[BEGIN EXTRACTED MATERIAL]

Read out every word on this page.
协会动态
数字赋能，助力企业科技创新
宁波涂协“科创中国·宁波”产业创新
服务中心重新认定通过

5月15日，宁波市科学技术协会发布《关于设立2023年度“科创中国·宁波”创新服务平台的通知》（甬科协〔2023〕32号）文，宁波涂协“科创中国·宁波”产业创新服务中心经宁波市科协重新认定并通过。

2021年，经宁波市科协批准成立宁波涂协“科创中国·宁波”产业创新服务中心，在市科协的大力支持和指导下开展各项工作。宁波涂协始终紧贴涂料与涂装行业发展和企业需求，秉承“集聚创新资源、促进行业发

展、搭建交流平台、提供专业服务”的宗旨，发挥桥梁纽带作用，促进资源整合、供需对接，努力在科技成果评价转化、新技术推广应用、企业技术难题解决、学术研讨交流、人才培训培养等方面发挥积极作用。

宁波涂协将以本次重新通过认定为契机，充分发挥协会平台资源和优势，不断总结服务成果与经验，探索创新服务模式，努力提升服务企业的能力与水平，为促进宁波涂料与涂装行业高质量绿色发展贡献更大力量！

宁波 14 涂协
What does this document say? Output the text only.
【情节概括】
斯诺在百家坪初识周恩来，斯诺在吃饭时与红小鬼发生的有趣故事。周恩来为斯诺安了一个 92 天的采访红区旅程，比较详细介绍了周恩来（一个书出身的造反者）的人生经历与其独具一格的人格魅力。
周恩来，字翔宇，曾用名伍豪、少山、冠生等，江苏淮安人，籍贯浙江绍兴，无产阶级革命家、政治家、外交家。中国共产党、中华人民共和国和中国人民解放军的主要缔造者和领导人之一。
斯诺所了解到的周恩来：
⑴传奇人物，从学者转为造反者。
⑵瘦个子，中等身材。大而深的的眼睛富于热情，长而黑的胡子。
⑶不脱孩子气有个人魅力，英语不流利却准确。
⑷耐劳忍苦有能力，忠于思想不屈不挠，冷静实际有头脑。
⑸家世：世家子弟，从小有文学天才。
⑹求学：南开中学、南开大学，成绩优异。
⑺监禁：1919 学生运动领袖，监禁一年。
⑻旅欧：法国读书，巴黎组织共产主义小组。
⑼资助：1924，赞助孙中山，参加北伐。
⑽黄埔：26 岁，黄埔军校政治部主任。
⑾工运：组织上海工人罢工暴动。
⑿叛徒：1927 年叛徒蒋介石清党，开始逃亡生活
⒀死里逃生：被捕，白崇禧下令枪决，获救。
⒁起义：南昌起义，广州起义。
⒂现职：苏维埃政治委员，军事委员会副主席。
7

[END EXTRACTED MATERIAL]

WHAT IS REQUIRED
The lines to reproduce run from the one that contains "What does this" through the last line above; copy them exactly.

RESPONSE TO THE EXERCISE
What does this document say? Output the text only.
【情节概括】
斯诺在百家坪初识周恩来，斯诺在吃饭时与红小鬼发生的有趣故事。周恩来为斯诺安了一个 92 天的采访红区旅程，比较详细介绍了周恩来（一个书出身的造反者）的人生经历与其独具一格的人格魅力。
周恩来，字翔宇，曾用名伍豪、少山、冠生等，江苏淮安人，籍贯浙江绍兴，无产阶级革命家、政治家、外交家。中国共产党、中华人民共和国和中国人民解放军的主要缔造者和领导人之一。
斯诺所了解到的周恩来：
⑴传奇人物，从学者转为造反者。
⑵瘦个子，中等身材。大而深的的眼睛富于热情，长而黑的胡子。
⑶不脱孩子气有个人魅力，英语不流利却准确。
⑷耐劳忍苦有能力，忠于思想不屈不挠，冷静实际有头脑。
⑸家世：世家子弟，从小有文学天才。
⑹求学：南开中学、南开大学，成绩优异。
⑺监禁：1919 学生运动领袖，监禁一年。
⑻旅欧：法国读书，巴黎组织共产主义小组。
⑼资助：1924，赞助孙中山，参加北伐。
⑽黄埔：26 岁，黄埔军校政治部主任。
⑾工运：组织上海工人罢工暴动。
⑿叛徒：1927 年叛徒蒋介石清党，开始逃亡生活
⒀死里逃生：被捕，白崇禧下令枪决，获救。
⒁起义：南昌起义，广州起义。
⒂现职：苏维埃政治委员，军事委员会副主席。
7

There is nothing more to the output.